| Task statement |
Continue the forum thread on matching function values on a mesh boundary, picking up after its last line.

| Text to read |

How to match function values on boundary

Question

Given two functions f and f_b, defined on a mesh m and a mesh mb = BoundaryMesh(m, 'exterior'), is there a way to "copy" the values on the boundary from f_b to f?

Using f.interpolate(f_b) fails with "Unable to evaluate function at point" (presumably because it attempts to evaluate f_b in the interior of mb).

When using a CG_1 function space for both f and f_b, I was able to do manually copy the affected dofs on the boundary vertices using the mb.entity_map, but I don't see a way to generalize this to different function spaces.

Does someone know a way to do this?

Answer 1

Hi,

Like oyvinev kindly suggests, fenicstools is definitely an option for Lagrange spaces. I thought I should fill in with some more details though. Consider the function spaces you mention

from dolfin import *

mesh  = UnitCubeMesh(10, 10, 10)
bmesh = BoundaryMesh(mesh, 'exterior')
V = FunctionSpace(mesh, 'CG', 1)
V_b = FunctionSpace(bmesh, 'CG', 1)
f_b = interpolate(Expression('x[0]'), V_b)

You can now use fenicstools like this

from fenicstools import interpolate_nonmatching_mesh
f = interpolate_nonmatching_mesh(f_b, V)

| Dataset extract |

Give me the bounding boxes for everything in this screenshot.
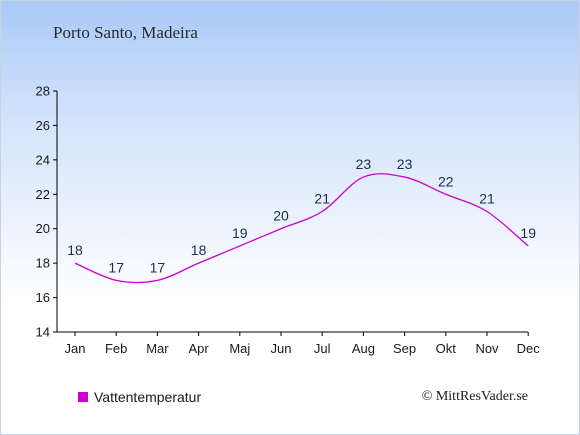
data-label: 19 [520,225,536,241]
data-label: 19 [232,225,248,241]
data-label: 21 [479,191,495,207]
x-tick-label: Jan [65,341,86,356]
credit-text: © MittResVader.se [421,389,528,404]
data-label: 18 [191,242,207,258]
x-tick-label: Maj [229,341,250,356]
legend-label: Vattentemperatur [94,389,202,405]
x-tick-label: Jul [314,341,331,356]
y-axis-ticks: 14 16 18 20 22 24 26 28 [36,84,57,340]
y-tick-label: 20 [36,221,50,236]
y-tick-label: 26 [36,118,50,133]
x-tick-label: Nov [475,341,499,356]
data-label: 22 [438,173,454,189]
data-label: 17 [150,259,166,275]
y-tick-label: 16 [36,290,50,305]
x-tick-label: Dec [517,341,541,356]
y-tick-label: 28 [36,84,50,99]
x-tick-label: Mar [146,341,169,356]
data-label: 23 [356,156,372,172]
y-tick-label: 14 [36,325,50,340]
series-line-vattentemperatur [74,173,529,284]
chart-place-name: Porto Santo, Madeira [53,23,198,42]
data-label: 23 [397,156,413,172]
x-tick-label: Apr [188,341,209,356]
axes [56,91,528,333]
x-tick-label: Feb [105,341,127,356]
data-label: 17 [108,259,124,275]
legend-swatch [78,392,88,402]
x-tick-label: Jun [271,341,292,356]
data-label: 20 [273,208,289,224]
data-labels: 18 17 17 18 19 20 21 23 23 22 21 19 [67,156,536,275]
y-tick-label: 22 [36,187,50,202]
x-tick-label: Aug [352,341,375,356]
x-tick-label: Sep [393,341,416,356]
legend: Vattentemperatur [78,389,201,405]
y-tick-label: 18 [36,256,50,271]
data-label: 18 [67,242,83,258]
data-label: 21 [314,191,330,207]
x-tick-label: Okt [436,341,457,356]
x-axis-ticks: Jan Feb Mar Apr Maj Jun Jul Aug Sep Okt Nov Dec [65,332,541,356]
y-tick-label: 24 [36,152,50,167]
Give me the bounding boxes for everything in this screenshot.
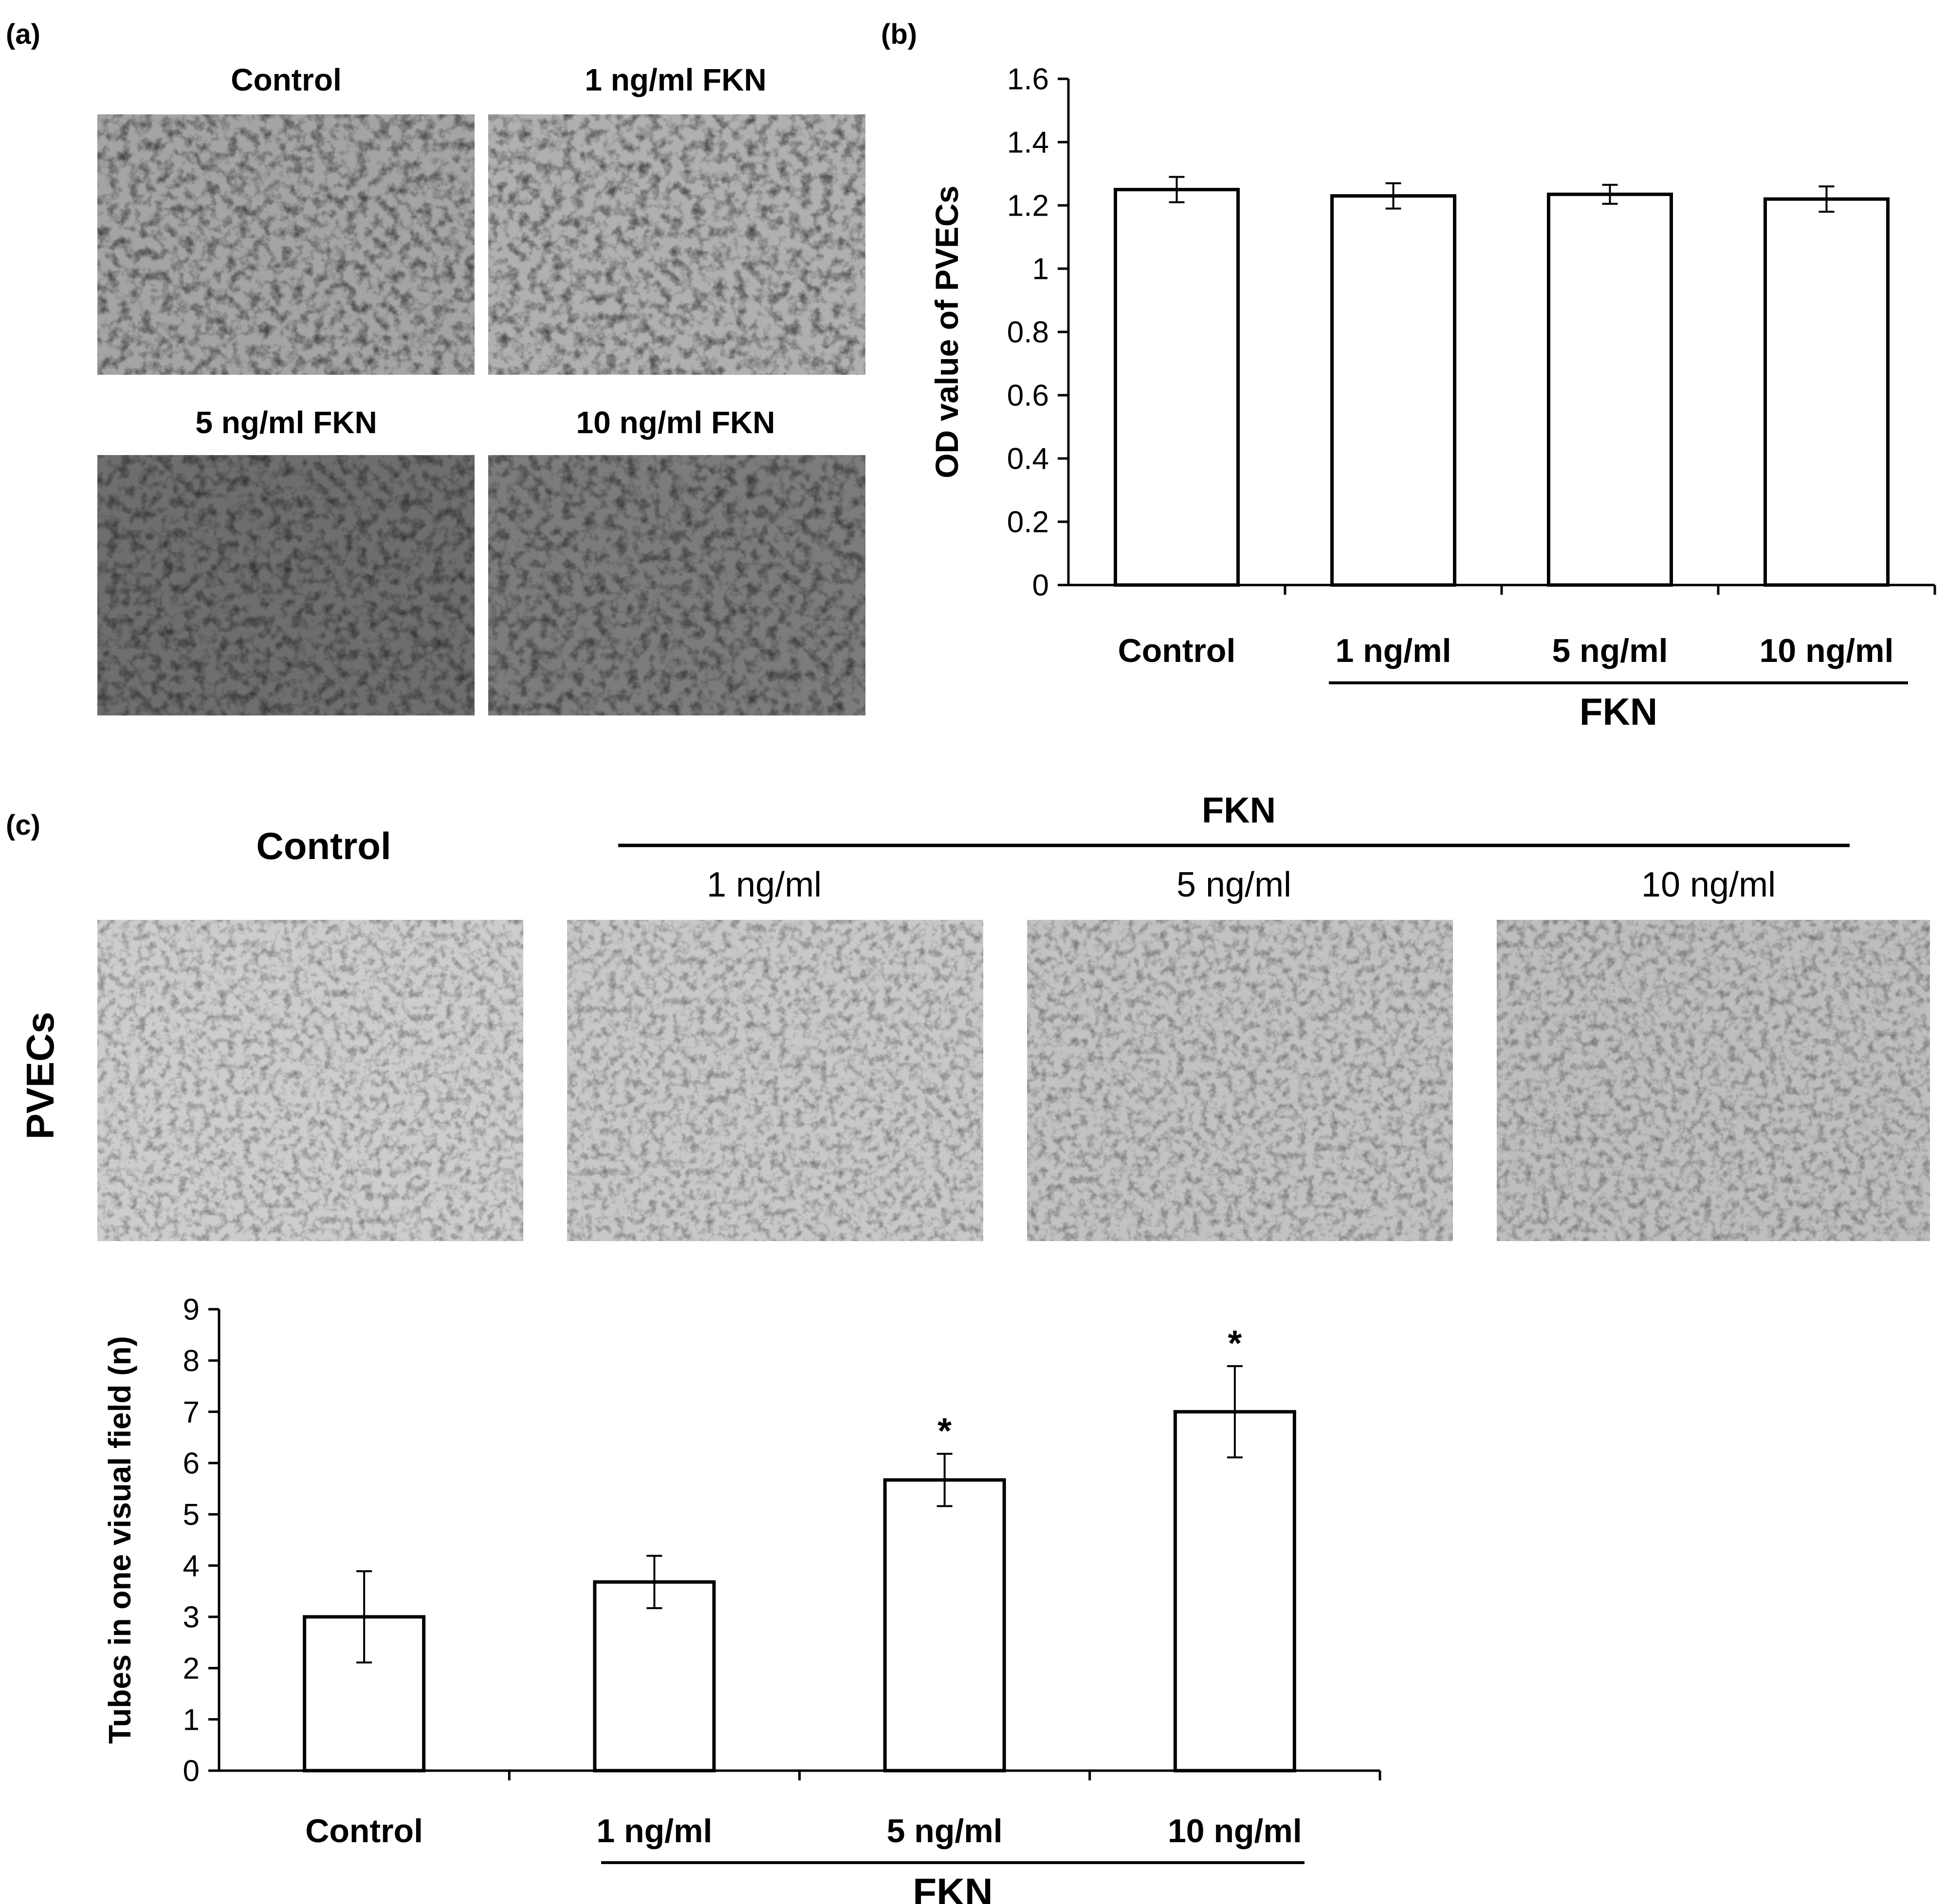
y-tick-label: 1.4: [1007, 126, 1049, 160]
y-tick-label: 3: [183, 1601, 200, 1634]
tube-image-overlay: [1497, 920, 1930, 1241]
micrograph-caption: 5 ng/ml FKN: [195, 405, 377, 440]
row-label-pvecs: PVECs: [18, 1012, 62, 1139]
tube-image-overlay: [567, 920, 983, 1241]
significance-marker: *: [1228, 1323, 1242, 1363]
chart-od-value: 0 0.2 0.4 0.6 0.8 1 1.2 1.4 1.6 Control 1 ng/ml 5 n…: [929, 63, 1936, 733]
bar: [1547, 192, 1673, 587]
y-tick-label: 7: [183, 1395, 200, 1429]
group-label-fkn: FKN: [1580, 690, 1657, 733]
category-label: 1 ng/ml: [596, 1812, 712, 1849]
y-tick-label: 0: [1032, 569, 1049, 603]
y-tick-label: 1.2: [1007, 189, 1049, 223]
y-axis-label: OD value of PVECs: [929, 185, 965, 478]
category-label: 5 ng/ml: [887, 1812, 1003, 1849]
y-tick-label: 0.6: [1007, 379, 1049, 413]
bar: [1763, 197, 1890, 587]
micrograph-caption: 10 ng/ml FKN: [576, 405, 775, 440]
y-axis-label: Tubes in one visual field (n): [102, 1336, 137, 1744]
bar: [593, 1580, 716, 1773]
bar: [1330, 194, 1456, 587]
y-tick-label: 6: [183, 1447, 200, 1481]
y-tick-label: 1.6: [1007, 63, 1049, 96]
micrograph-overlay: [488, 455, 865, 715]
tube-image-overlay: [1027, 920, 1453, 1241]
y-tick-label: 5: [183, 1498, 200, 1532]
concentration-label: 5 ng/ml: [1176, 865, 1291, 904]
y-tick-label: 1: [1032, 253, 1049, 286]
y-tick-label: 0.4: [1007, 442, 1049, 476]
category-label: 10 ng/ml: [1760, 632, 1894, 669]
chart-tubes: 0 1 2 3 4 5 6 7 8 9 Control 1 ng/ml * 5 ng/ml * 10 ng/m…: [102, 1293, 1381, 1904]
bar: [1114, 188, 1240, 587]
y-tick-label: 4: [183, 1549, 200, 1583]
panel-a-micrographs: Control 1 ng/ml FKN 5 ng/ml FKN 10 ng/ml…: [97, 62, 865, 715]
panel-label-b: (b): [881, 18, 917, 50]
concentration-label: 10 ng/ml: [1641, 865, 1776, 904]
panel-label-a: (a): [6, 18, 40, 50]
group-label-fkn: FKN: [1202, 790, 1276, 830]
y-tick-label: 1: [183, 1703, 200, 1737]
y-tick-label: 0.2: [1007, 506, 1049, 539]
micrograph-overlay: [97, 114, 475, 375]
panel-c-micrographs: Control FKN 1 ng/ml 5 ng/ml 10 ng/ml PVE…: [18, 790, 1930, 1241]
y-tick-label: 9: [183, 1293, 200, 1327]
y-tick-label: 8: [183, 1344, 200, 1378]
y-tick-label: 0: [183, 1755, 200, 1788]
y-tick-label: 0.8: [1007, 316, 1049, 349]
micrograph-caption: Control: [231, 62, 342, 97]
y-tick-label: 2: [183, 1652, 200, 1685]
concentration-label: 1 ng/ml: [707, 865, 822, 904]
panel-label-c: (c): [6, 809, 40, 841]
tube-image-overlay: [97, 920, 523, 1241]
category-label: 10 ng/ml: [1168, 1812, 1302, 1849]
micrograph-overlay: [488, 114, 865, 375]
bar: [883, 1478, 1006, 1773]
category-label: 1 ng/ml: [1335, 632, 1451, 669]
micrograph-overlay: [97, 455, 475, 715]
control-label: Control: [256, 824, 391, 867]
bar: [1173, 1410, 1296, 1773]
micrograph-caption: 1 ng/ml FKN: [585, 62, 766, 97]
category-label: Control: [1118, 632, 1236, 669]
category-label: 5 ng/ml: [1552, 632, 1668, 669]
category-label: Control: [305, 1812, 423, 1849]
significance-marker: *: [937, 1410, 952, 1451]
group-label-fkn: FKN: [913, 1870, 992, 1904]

| The output |
There is another very nice option, though, using overloading of an Expression eval

class fb(Expression):
    def eval(self, values, x):
        try:
            values[0] = f_b(x)
        except:
            values[0] = 0

The very nice thing about this approach is that you can use the small boundary Function f_b in a Dirichlet boundary condition for the large function space V even though f_b is defined on a different mesh:

bc = DirichletBC(V, fb(), ...)

This may be possible for other function spaces as well, but I haven't really looked into it.

Finally I include a complete running example to show how I usually set the velocity profile of my Navier Stokes solver on an inlet of arbitrary shape:

from dolfin import *

# Create mesh and boundary mesh
mesh = UnitCubeMesh(10, 10, 10)
bmesh = BoundaryMesh(mesh, 'exterior')

# Create SubDomain and mark left hand side
Left = AutoSubDomain(lambda x, on_bnd: near(x[0], 0))
cf = CellFunction('size_t', bmesh, 0)
Left.mark(cf, 1)
smesh = SubMesh(bmesh, cf, 1)

# Solve a Poisson equation that descibes fully developed duct flow
Vs = VectorFunctionSpace(smesh, 'CG', 1)
us = TrialFunction(Vs)
vs = TestFunction(Vs)

dpdx = Constant((10.0, 0, 0))
a = inner(grad(us), grad(vs))*dx
L = dot(dpdx, vs)*dx
bc = DirichletBC(Vs, Constant((0, 0, 0)), "on_boundary")
A = assemble(a)
b = assemble(L)
bc.apply(A, b)
us = Function(Vs)
solve(A, us.vector(), b)

plot(us, title='Inlet profile computed in 2D')

# Now use this inlet profile as DirichletBC for the 3D problem
V = VectorFunctionSpace(mesh, 'CG', 1)
u = Function(V)

# Two options - first is a memory friendly overloaded Expression
class InletVelocity(Expression):
    def eval(self, values, x):
        try:
            values[:] = u(x)
        except:
            values[:] = 0
    def value_shape(self):
        return (3,)

inletvelocity = InletVelocity()
bcb = DirichletBC(V, inletvelocity, Left)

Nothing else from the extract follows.